◆ **Work to be completed**: Find and copy each line of the records where the string "ssm环境软件说明" shows up.
-------
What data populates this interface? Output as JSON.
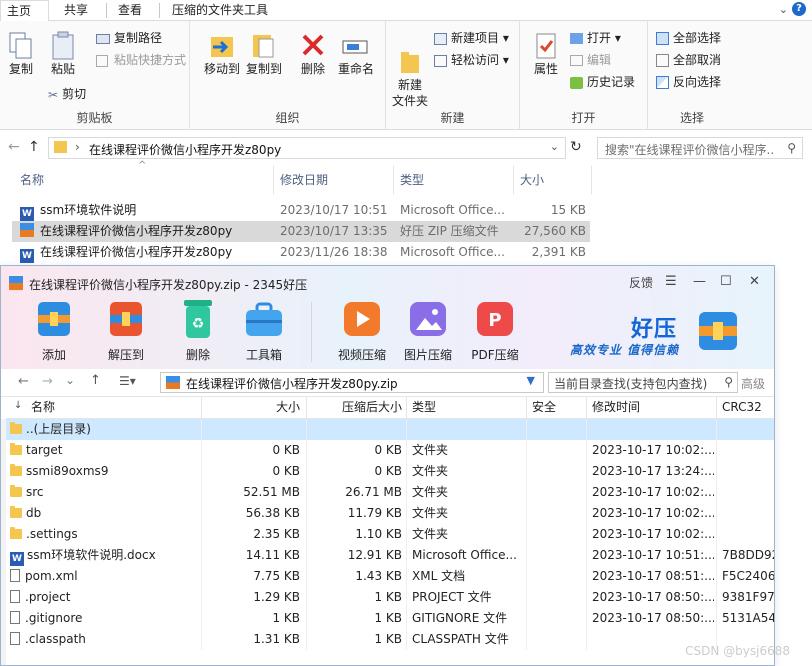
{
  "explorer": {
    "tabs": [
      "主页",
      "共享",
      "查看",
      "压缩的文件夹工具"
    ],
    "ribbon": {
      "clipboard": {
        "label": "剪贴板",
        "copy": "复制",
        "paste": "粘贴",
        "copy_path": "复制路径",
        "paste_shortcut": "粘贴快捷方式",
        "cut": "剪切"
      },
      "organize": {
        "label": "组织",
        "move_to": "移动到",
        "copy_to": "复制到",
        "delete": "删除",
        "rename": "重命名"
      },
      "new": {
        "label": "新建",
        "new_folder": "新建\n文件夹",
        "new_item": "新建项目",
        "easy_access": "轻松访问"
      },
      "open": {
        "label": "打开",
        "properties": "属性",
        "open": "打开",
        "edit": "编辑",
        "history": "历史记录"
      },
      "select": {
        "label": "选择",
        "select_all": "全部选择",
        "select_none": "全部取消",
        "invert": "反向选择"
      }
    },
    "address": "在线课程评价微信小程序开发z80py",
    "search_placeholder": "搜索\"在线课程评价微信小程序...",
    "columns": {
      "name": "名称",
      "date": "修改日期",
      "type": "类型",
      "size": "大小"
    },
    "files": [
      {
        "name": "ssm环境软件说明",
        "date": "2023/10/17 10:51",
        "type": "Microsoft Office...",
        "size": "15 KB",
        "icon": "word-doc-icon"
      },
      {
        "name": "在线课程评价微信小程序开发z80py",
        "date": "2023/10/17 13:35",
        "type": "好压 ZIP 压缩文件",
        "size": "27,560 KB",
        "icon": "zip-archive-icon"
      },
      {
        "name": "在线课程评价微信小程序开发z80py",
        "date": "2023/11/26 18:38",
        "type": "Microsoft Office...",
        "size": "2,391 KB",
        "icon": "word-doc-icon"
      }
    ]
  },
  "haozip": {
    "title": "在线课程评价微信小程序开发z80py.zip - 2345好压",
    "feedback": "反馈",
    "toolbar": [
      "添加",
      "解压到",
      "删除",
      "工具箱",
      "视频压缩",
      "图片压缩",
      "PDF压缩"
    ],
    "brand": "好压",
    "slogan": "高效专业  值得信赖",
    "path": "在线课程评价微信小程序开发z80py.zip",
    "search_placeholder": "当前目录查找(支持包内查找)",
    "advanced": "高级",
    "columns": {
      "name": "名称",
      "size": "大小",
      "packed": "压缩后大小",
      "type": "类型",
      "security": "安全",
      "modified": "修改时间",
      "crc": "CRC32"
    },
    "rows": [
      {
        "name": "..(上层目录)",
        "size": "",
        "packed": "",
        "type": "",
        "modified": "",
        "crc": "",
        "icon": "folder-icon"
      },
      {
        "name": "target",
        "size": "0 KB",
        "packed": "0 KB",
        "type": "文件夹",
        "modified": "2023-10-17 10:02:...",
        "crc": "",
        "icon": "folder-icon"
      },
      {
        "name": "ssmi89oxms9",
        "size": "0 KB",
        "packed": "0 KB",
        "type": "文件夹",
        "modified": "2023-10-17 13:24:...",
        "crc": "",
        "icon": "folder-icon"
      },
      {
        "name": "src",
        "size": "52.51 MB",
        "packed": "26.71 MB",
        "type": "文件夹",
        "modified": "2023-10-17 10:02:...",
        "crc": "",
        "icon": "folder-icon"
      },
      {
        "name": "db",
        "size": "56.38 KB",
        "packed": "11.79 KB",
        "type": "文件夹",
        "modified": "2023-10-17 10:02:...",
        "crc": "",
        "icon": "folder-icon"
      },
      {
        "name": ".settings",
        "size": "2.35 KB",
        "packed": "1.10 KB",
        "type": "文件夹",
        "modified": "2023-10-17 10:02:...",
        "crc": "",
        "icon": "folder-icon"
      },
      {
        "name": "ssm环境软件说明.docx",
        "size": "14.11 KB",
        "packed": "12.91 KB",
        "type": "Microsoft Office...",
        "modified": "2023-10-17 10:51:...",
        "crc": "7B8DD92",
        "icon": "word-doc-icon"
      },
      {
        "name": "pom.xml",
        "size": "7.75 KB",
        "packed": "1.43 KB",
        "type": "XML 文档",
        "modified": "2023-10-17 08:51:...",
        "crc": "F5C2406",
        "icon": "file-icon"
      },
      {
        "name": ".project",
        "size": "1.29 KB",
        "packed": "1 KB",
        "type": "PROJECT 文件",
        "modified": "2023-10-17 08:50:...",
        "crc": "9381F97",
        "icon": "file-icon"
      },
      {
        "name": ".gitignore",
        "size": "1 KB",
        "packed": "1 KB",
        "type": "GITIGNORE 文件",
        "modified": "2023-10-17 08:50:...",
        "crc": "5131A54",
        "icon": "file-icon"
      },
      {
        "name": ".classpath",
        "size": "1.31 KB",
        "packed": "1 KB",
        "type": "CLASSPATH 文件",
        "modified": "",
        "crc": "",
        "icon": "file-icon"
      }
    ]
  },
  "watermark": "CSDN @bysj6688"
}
-------
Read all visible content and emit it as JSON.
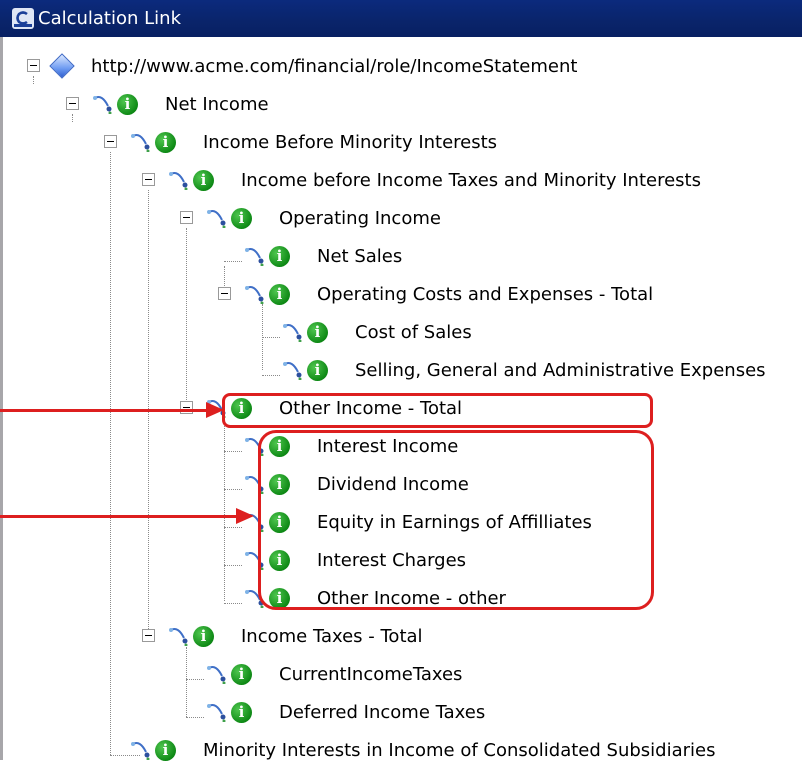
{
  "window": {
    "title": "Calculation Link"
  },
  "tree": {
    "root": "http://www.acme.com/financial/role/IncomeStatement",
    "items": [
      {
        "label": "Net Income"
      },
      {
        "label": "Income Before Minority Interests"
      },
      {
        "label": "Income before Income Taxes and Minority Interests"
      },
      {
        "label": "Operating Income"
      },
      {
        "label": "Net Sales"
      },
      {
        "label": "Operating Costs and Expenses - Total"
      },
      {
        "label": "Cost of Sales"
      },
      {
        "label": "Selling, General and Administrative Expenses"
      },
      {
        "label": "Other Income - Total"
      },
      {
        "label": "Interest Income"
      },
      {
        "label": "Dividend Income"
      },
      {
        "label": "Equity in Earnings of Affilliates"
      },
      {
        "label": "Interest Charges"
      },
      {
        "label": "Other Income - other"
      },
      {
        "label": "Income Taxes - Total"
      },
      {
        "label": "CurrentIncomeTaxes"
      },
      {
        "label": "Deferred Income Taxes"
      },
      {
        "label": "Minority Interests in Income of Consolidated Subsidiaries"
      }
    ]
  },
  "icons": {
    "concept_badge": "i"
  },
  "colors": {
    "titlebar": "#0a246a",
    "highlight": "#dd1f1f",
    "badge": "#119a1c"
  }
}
-------
◆ **In response**:
        "name": "ssm环境软件说明",
        "name": "ssm环境软件说明.docx",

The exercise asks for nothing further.